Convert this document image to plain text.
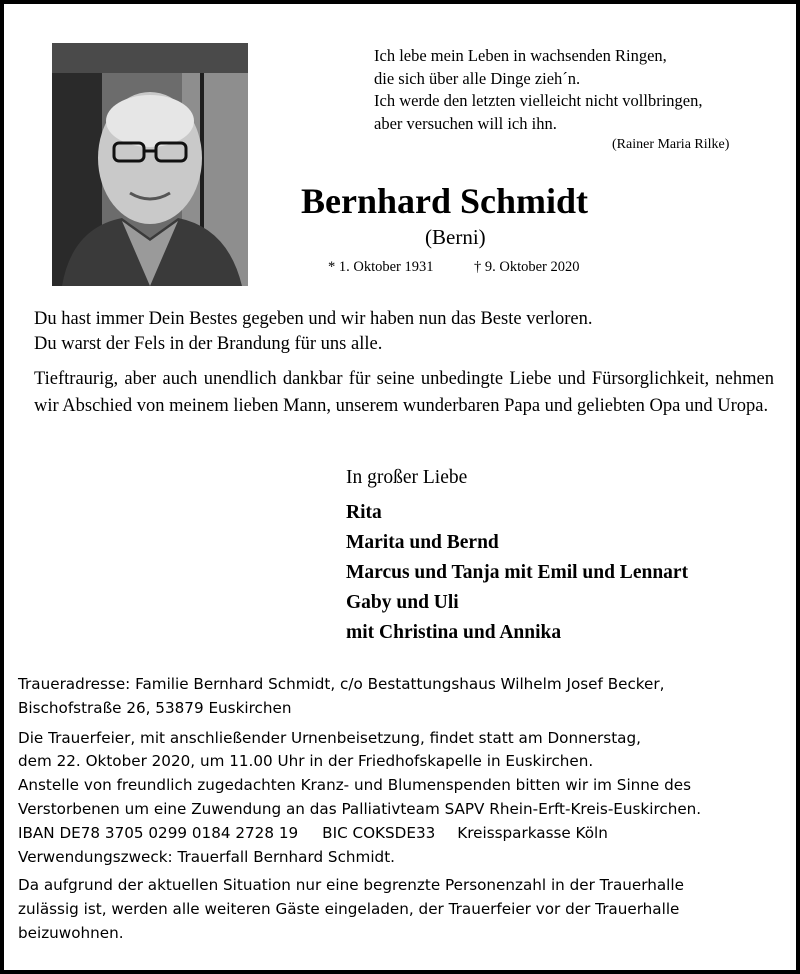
Ich lebe mein Leben in wachsenden Ringen,
die sich über alle Dinge zieh´n.
Ich werde den letzten vielleicht nicht vollbringen,
aber versuchen will ich ihn.
(Rainer Maria Rilke)
Bernhard Schmidt
(Berni)
* 1. Oktober 1931	† 9. Oktober 2020
Du hast immer Dein Bestes gegeben und wir haben nun das Beste verloren.
Du warst der Fels in der Brandung für uns alle.
Tieftraurig, aber auch unendlich dankbar für seine unbedingte Liebe und Fürsorglichkeit, nehmen wir Abschied von meinem lieben Mann, unserem wunderbaren Papa und geliebten Opa und Uropa.
In großer Liebe
Rita
Marita und Bernd
Marcus und Tanja mit Emil und Lennart
Gaby und Uli
mit Christina und Annika
Traueradresse: Familie Bernhard Schmidt, c/o Bestattungshaus Wilhelm Josef Becker,
Bischofstraße 26, 53879 Euskirchen
Die Trauerfeier, mit anschließender Urnenbeisetzung, findet statt am Donnerstag,
dem 22. Oktober 2020, um 11.00 Uhr in der Friedhofskapelle in Euskirchen.
Anstelle von freundlich zugedachten Kranz- und Blumenspenden bitten wir im Sinne des
Verstorbenen um eine Zuwendung an das Palliativteam SAPV Rhein-Erft-Kreis-Euskirchen.
IBAN DE78 3705 0299 0184 2728 19 BIC COKSDE33 Kreissparkasse Köln
Verwendungszweck: Trauerfall Bernhard Schmidt.
Da aufgrund der aktuellen Situation nur eine begrenzte Personenzahl in der Trauerhalle
zulässig ist, werden alle weiteren Gäste eingeladen, der Trauerfeier vor der Trauerhalle
beizuwohnen.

◇ ◇ ◇ ◇

* _Task directions_: Transcribe the whole listing exactly. Pictures stay out of your copy.

* _Task response_:
Convert this document image to plain text.
Ich lebe mein Leben in wachsenden Ringen,
die sich über alle Dinge zieh´n.
Ich werde den letzten vielleicht nicht vollbringen,
aber versuchen will ich ihn.
(Rainer Maria Rilke)
Bernhard Schmidt
(Berni)
* 1. Oktober 1931	† 9. Oktober 2020
Du hast immer Dein Bestes gegeben und wir haben nun das Beste verloren.
Du warst der Fels in der Brandung für uns alle.
Tieftraurig, aber auch unendlich dankbar für seine unbedingte Liebe und Fürsorglichkeit, nehmen wir Abschied von meinem lieben Mann, unserem wunderbaren Papa und geliebten Opa und Uropa.
In großer Liebe
Rita
Marita und Bernd
Marcus und Tanja mit Emil und Lennart
Gaby und Uli
mit Christina und Annika
Traueradresse: Familie Bernhard Schmidt, c/o Bestattungshaus Wilhelm Josef Becker,
Bischofstraße 26, 53879 Euskirchen
Die Trauerfeier, mit anschließender Urnenbeisetzung, findet statt am Donnerstag,
dem 22. Oktober 2020, um 11.00 Uhr in der Friedhofskapelle in Euskirchen.
Anstelle von freundlich zugedachten Kranz- und Blumenspenden bitten wir im Sinne des
Verstorbenen um eine Zuwendung an das Palliativteam SAPV Rhein-Erft-Kreis-Euskirchen.
IBAN DE78 3705 0299 0184 2728 19 BIC COKSDE33 Kreissparkasse Köln
Verwendungszweck: Trauerfall Bernhard Schmidt.
Da aufgrund der aktuellen Situation nur eine begrenzte Personenzahl in der Trauerhalle
zulässig ist, werden alle weiteren Gäste eingeladen, der Trauerfeier vor der Trauerhalle
beizuwohnen.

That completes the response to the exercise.